* [Available data]:
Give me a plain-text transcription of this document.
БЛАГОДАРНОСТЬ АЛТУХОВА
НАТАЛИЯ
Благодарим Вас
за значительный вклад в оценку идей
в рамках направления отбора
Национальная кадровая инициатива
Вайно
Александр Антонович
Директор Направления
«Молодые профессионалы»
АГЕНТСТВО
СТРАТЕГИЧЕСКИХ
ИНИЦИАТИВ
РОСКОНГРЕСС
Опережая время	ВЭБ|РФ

* [The task]:
Everything in the listing above should be restated exactly.

* [Result]:
Give me a plain-text transcription of this document.
БЛАГОДАРНОСТЬ АЛТУХОВА
НАТАЛИЯ
Благодарим Вас
за значительный вклад в оценку идей
в рамках направления отбора
Национальная кадровая инициатива
Вайно
Александр Антонович
Директор Направления
«Молодые профессионалы»
АГЕНТСТВО
СТРАТЕГИЧЕСКИХ
ИНИЦИАТИВ
РОСКОНГРЕСС
Опережая время	ВЭБ|РФ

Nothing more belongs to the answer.